/---

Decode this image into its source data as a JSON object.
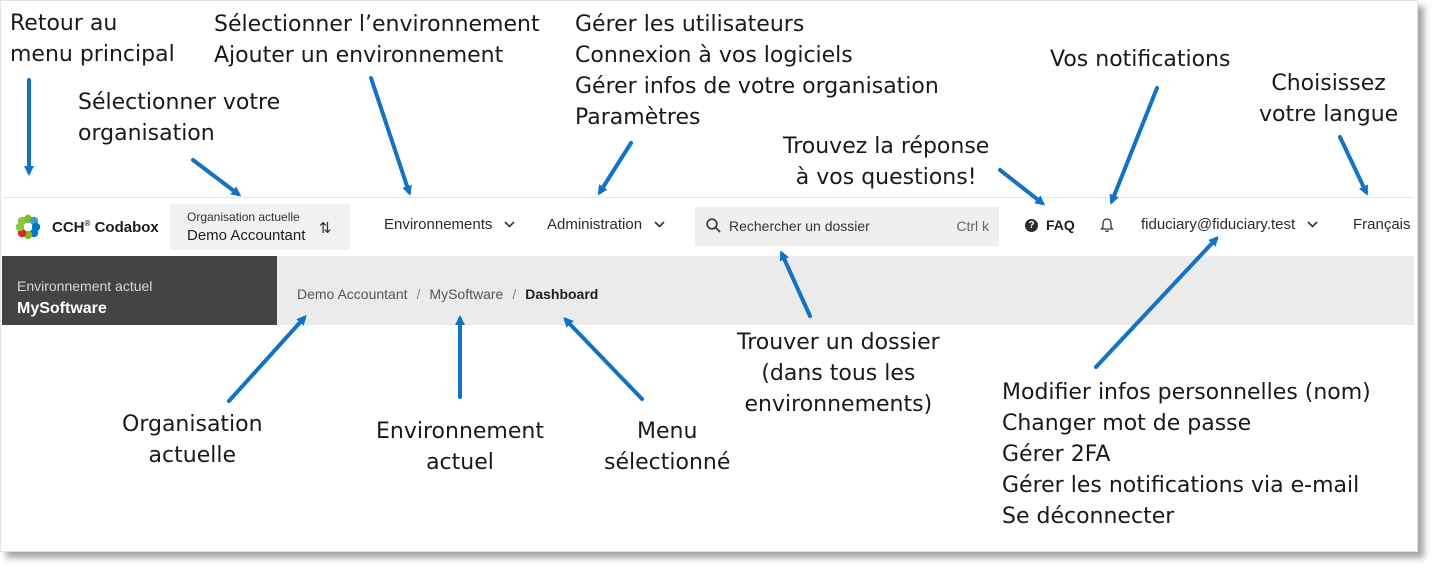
{
  "annotations": {
    "back_main": "Retour au\nmenu principal",
    "select_org": "Sélectionner votre\norganisation",
    "env_select": "Sélectionner l’environnement\nAjouter un environnement",
    "admin_list": "Gérer les utilisateurs\nConnexion à vos logiciels\nGérer infos de votre organisation\nParamètres",
    "notifications": "Vos notifications",
    "language": "Choisissez\nvotre langue",
    "faq": "Trouvez la réponse\nà vos questions!",
    "find_folder": "Trouver un dossier\n(dans tous les\nenvironnements)",
    "user_menu": "Modifier infos personnelles (nom)\nChanger mot de passe\nGérer 2FA\nGérer les notifications via e-mail\nSe déconnecter",
    "org_current": "Organisation\nactuelle",
    "env_current": "Environnement\nactuel",
    "menu_selected": "Menu\nsélectionné"
  },
  "header": {
    "brand": "CCH",
    "brand_reg": "®",
    "brand_product": "Codabox",
    "org_label": "Organisation actuelle",
    "org_value": "Demo Accountant",
    "nav_environments": "Environnements",
    "nav_admin": "Administration",
    "search_placeholder": "Rechercher un dossier",
    "search_shortcut": "Ctrl k",
    "faq": "FAQ",
    "user_email": "fiduciary@fiduciary.test",
    "language": "Français"
  },
  "subheader": {
    "env_label": "Environnement actuel",
    "env_value": "MySoftware",
    "breadcrumb": [
      "Demo Accountant",
      "MySoftware",
      "Dashboard"
    ]
  },
  "icons": {
    "logo": "wolters-kluwer-logo-icon",
    "switch": "swap-vertical-icon",
    "chevron": "chevron-down-icon",
    "search": "search-icon",
    "faq": "help-circle-icon",
    "bell": "bell-icon"
  },
  "colors": {
    "arrow": "#1273c4",
    "env_panel": "#444444",
    "breadcrumb_bar": "#ebebeb"
  }
}
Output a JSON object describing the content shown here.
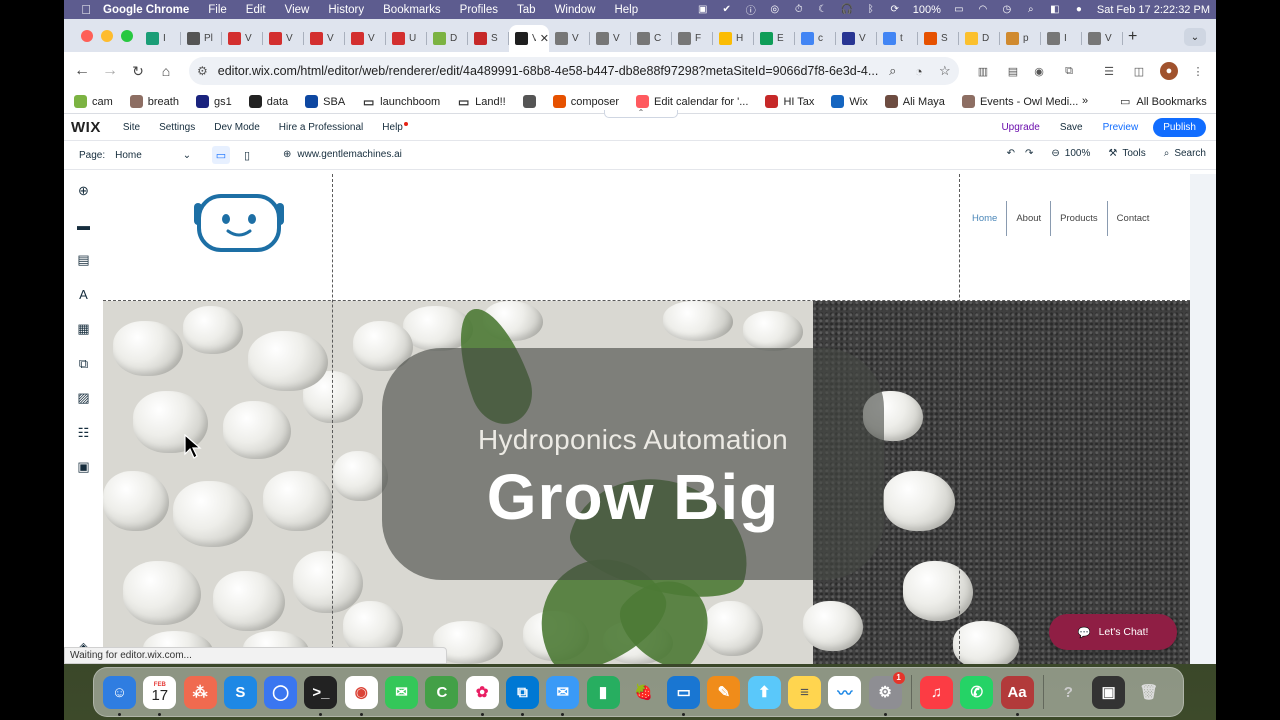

\---

STATED GOAL> From start to finish, output the listing exactly, but omit its pictures.

TASK RESPONSE>
Decode this image into its source data as a JSON object.
{
  "annotations": {
    "back_main": "Retour au\nmenu principal",
    "select_org": "Sélectionner votre\norganisation",
    "env_select": "Sélectionner l’environnement\nAjouter un environnement",
    "admin_list": "Gérer les utilisateurs\nConnexion à vos logiciels\nGérer infos de votre organisation\nParamètres",
    "notifications": "Vos notifications",
    "language": "Choisissez\nvotre langue",
    "faq": "Trouvez la réponse\nà vos questions!",
    "find_folder": "Trouver un dossier\n(dans tous les\nenvironnements)",
    "user_menu": "Modifier infos personnelles (nom)\nChanger mot de passe\nGérer 2FA\nGérer les notifications via e-mail\nSe déconnecter",
    "org_current": "Organisation\nactuelle",
    "env_current": "Environnement\nactuel",
    "menu_selected": "Menu\nsélectionné"
  },
  "header": {
    "brand": "CCH",
    "brand_reg": "®",
    "brand_product": "Codabox",
    "org_label": "Organisation actuelle",
    "org_value": "Demo Accountant",
    "nav_environments": "Environnements",
    "nav_admin": "Administration",
    "search_placeholder": "Rechercher un dossier",
    "search_shortcut": "Ctrl k",
    "faq": "FAQ",
    "user_email": "fiduciary@fiduciary.test",
    "language": "Français"
  },
  "subheader": {
    "env_label": "Environnement actuel",
    "env_value": "MySoftware",
    "breadcrumb": [
      "Demo Accountant",
      "MySoftware",
      "Dashboard"
    ]
  },
  "icons": {
    "logo": "wolters-kluwer-logo-icon",
    "switch": "swap-vertical-icon",
    "chevron": "chevron-down-icon",
    "search": "search-icon",
    "faq": "help-circle-icon",
    "bell": "bell-icon"
  },
  "colors": {
    "arrow": "#1273c4",
    "env_panel": "#444444",
    "breadcrumb_bar": "#ebebeb"
  }
}
Output a JSON object describing the content shown here.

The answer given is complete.